### Request:
Quote every line of the material beneath this one.

### Source material:
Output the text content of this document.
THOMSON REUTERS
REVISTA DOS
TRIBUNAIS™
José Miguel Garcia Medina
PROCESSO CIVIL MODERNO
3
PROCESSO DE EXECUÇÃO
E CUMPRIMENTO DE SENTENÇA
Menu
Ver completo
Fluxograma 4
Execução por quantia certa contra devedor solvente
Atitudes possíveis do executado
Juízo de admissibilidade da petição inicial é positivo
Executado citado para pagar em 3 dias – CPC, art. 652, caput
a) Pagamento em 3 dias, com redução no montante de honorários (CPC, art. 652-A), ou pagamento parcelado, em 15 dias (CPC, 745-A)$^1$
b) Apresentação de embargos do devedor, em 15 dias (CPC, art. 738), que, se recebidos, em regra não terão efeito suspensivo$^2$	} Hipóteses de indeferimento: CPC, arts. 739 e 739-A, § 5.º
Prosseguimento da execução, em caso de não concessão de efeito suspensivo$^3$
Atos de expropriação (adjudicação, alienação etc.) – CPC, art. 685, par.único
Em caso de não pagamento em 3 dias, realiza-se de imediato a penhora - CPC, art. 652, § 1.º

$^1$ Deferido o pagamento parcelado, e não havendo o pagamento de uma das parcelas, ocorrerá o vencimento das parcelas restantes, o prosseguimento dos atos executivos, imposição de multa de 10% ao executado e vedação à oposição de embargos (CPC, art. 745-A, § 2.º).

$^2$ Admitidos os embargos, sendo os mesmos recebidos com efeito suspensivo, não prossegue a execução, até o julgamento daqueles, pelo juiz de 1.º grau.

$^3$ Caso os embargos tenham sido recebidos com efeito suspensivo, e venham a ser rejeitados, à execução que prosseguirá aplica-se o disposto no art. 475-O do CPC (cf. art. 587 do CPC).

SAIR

### Answer in full:
Output the text content of this document.
THOMSON REUTERS
REVISTA DOS
TRIBUNAIS™
José Miguel Garcia Medina
PROCESSO CIVIL MODERNO
3
PROCESSO DE EXECUÇÃO
E CUMPRIMENTO DE SENTENÇA
Menu
Ver completo
Fluxograma 4
Execução por quantia certa contra devedor solvente
Atitudes possíveis do executado
Juízo de admissibilidade da petição inicial é positivo
Executado citado para pagar em 3 dias – CPC, art. 652, caput
a) Pagamento em 3 dias, com redução no montante de honorários (CPC, art. 652-A), ou pagamento parcelado, em 15 dias (CPC, 745-A)$^1$
b) Apresentação de embargos do devedor, em 15 dias (CPC, art. 738), que, se recebidos, em regra não terão efeito suspensivo$^2$	} Hipóteses de indeferimento: CPC, arts. 739 e 739-A, § 5.º
Prosseguimento da execução, em caso de não concessão de efeito suspensivo$^3$
Atos de expropriação (adjudicação, alienação etc.) – CPC, art. 685, par.único
Em caso de não pagamento em 3 dias, realiza-se de imediato a penhora - CPC, art. 652, § 1.º

$^1$ Deferido o pagamento parcelado, e não havendo o pagamento de uma das parcelas, ocorrerá o vencimento das parcelas restantes, o prosseguimento dos atos executivos, imposição de multa de 10% ao executado e vedação à oposição de embargos (CPC, art. 745-A, § 2.º).

$^2$ Admitidos os embargos, sendo os mesmos recebidos com efeito suspensivo, não prossegue a execução, até o julgamento daqueles, pelo juiz de 1.º grau.

$^3$ Caso os embargos tenham sido recebidos com efeito suspensivo, e venham a ser rejeitados, à execução que prosseguirá aplica-se o disposto no art. 475-O do CPC (cf. art. 587 do CPC).

SAIR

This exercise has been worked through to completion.